* Exercise
Return every item below unchanged, keeping each line as it stands.

* Task inputs
=====

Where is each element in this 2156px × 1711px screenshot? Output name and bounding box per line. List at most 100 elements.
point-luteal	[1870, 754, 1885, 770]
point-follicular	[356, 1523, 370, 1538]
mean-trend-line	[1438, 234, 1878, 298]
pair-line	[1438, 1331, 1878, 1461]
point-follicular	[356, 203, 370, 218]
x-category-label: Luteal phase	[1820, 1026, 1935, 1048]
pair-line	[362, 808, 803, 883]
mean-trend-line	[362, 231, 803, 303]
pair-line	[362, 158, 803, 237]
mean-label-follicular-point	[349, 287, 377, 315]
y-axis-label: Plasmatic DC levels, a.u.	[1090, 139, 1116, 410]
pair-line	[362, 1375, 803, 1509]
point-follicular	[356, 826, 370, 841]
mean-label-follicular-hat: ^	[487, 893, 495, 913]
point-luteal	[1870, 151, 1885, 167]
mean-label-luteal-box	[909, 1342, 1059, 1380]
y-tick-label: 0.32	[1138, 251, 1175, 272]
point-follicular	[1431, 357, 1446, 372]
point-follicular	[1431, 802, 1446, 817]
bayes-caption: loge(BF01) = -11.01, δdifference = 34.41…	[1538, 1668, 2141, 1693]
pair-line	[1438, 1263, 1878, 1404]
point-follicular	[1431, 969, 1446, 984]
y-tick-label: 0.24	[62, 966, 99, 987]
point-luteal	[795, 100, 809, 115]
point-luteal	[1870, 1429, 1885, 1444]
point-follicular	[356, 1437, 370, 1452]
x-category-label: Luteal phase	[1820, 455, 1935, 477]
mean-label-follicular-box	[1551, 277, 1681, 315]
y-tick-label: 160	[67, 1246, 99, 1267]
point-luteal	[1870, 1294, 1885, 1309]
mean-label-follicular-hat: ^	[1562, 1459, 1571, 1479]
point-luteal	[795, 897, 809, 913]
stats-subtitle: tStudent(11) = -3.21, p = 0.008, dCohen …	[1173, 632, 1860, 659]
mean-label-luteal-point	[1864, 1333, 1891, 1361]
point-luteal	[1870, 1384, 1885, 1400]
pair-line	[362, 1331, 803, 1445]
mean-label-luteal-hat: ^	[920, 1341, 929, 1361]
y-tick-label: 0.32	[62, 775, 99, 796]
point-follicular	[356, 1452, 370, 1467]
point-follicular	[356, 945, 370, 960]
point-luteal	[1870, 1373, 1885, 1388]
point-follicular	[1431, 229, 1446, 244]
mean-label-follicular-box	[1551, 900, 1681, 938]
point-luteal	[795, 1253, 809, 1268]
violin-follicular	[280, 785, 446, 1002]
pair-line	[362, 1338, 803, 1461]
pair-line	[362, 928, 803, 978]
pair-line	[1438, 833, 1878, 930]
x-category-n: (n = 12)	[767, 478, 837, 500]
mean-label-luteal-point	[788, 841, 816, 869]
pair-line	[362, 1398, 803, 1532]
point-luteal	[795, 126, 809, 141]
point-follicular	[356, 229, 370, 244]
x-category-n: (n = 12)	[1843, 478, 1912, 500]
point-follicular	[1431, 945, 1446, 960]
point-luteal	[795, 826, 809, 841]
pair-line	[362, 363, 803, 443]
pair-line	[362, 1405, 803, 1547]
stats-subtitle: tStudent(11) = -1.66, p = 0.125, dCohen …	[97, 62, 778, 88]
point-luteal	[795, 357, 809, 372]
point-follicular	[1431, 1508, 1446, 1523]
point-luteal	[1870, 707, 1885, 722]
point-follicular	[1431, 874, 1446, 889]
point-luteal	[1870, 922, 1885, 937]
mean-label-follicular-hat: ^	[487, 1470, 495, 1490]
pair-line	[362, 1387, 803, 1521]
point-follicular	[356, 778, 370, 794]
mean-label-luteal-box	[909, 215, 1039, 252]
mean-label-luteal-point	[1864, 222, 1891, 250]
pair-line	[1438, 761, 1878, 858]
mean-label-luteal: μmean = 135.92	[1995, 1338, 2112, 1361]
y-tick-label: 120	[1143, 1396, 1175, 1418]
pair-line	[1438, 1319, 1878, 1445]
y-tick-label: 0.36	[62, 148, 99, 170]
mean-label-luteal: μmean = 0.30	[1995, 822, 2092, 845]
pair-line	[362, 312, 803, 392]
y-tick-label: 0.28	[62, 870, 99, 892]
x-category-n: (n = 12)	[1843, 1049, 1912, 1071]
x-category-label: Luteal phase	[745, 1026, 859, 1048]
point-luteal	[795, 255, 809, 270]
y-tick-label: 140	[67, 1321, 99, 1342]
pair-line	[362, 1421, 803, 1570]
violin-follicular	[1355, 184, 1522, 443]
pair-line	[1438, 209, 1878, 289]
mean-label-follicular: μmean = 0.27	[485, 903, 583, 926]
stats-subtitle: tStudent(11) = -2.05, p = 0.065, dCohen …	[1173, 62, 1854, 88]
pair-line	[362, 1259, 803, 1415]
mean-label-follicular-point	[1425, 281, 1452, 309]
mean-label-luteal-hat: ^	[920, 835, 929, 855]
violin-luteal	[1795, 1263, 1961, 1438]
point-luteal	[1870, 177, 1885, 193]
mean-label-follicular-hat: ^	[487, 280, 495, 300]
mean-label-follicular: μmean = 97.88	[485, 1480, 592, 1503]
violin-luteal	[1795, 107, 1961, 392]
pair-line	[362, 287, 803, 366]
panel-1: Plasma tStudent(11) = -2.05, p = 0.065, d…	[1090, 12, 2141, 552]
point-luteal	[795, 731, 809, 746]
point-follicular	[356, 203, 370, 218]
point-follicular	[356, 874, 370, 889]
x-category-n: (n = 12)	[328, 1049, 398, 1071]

=====

* Solution
Where is each element in this 2156px × 1711px screenshot? Output name and bounding box per line. List at most 100 elements.
point-luteal	[1870, 754, 1885, 770]
point-follicular	[356, 1523, 370, 1538]
mean-trend-line	[1438, 234, 1878, 298]
pair-line	[1438, 1331, 1878, 1461]
point-follicular	[356, 203, 370, 218]
x-category-label: Luteal phase	[1820, 1026, 1935, 1048]
pair-line	[362, 808, 803, 883]
mean-trend-line	[362, 231, 803, 303]
pair-line	[362, 158, 803, 237]
mean-label-follicular-point	[349, 287, 377, 315]
y-axis-label: Plasmatic DC levels, a.u.	[1090, 139, 1116, 410]
pair-line	[362, 1375, 803, 1509]
point-follicular	[356, 826, 370, 841]
mean-label-follicular-hat: ^	[487, 893, 495, 913]
point-luteal	[1870, 151, 1885, 167]
mean-label-luteal-box	[909, 1342, 1059, 1380]
y-tick-label: 0.32	[1138, 251, 1175, 272]
point-follicular	[1431, 357, 1446, 372]
point-follicular	[1431, 802, 1446, 817]
bayes-caption: loge(BF01) = -11.01, δdifference = 34.41…	[1538, 1668, 2141, 1693]
pair-line	[1438, 1263, 1878, 1404]
point-follicular	[1431, 969, 1446, 984]
y-tick-label: 0.24	[62, 966, 99, 987]
point-luteal	[795, 100, 809, 115]
point-luteal	[1870, 1429, 1885, 1444]
point-follicular	[356, 1437, 370, 1452]
x-category-label: Luteal phase	[1820, 455, 1935, 477]
mean-label-follicular-box	[1551, 277, 1681, 315]
y-tick-label: 160	[67, 1246, 99, 1267]
point-luteal	[1870, 1294, 1885, 1309]
mean-label-follicular-hat: ^	[1562, 1459, 1571, 1479]
point-luteal	[795, 897, 809, 913]
stats-subtitle: tStudent(11) = -3.21, p = 0.008, dCohen …	[1173, 632, 1860, 659]
mean-label-luteal-point	[1864, 1333, 1891, 1361]
point-luteal	[1870, 1384, 1885, 1400]
pair-line	[362, 1331, 803, 1445]
mean-label-luteal-hat: ^	[920, 1341, 929, 1361]
y-tick-label: 0.32	[62, 775, 99, 796]
point-follicular	[356, 1452, 370, 1467]
point-follicular	[356, 945, 370, 960]
point-luteal	[1870, 1373, 1885, 1388]
point-follicular	[1431, 229, 1446, 244]
mean-label-follicular-box	[1551, 900, 1681, 938]
point-luteal	[795, 1253, 809, 1268]
violin-follicular	[280, 785, 446, 1002]
pair-line	[362, 1338, 803, 1461]
pair-line	[362, 928, 803, 978]
pair-line	[1438, 833, 1878, 930]
x-category-n: (n = 12)	[767, 478, 837, 500]
mean-label-luteal-point	[788, 841, 816, 869]
pair-line	[362, 1398, 803, 1532]
point-luteal	[795, 126, 809, 141]
point-follicular	[356, 229, 370, 244]
x-category-n: (n = 12)	[1843, 478, 1912, 500]
point-follicular	[1431, 945, 1446, 960]
point-luteal	[795, 826, 809, 841]
pair-line	[362, 363, 803, 443]
pair-line	[362, 1405, 803, 1547]
stats-subtitle: tStudent(11) = -1.66, p = 0.125, dCohen …	[97, 62, 778, 88]
point-luteal	[795, 357, 809, 372]
point-follicular	[1431, 1508, 1446, 1523]
point-luteal	[1870, 707, 1885, 722]
point-follicular	[1431, 874, 1446, 889]
point-luteal	[1870, 922, 1885, 937]
mean-label-follicular-hat: ^	[487, 1470, 495, 1490]
pair-line	[362, 1387, 803, 1521]
point-follicular	[356, 778, 370, 794]
mean-label-luteal-box	[909, 215, 1039, 252]
mean-label-luteal-point	[1864, 222, 1891, 250]
pair-line	[1438, 761, 1878, 858]
mean-label-luteal: μmean = 135.92	[1995, 1338, 2112, 1361]
y-tick-label: 120	[1143, 1396, 1175, 1418]
pair-line	[1438, 1319, 1878, 1445]
y-tick-label: 0.36	[62, 148, 99, 170]
mean-label-luteal: μmean = 0.30	[1995, 822, 2092, 845]
pair-line	[362, 312, 803, 392]
y-tick-label: 0.28	[62, 870, 99, 892]
x-category-n: (n = 12)	[1843, 1049, 1912, 1071]
x-category-label: Luteal phase	[745, 1026, 859, 1048]
point-luteal	[795, 255, 809, 270]
y-tick-label: 140	[67, 1321, 99, 1342]
pair-line	[362, 1421, 803, 1570]
violin-follicular	[1355, 184, 1522, 443]
pair-line	[1438, 209, 1878, 289]
mean-label-follicular: μmean = 0.27	[485, 903, 583, 926]
stats-subtitle: tStudent(11) = -2.05, p = 0.065, dCohen …	[1173, 62, 1854, 88]
pair-line	[362, 1259, 803, 1415]
mean-label-follicular-point	[1425, 281, 1452, 309]
mean-label-luteal-hat: ^	[920, 835, 929, 855]
violin-luteal	[1795, 1263, 1961, 1438]
point-luteal	[1870, 177, 1885, 193]
mean-label-follicular-hat: ^	[487, 280, 495, 300]
mean-label-follicular: μmean = 97.88	[485, 1480, 592, 1503]
violin-luteal	[1795, 107, 1961, 392]
pair-line	[362, 287, 803, 366]
panel-1: Plasma tStudent(11) = -2.05, p = 0.065, d…	[1090, 12, 2141, 552]
point-luteal	[795, 731, 809, 746]
point-follicular	[356, 203, 370, 218]
point-follicular	[356, 874, 370, 889]
x-category-n: (n = 12)	[328, 1049, 398, 1071]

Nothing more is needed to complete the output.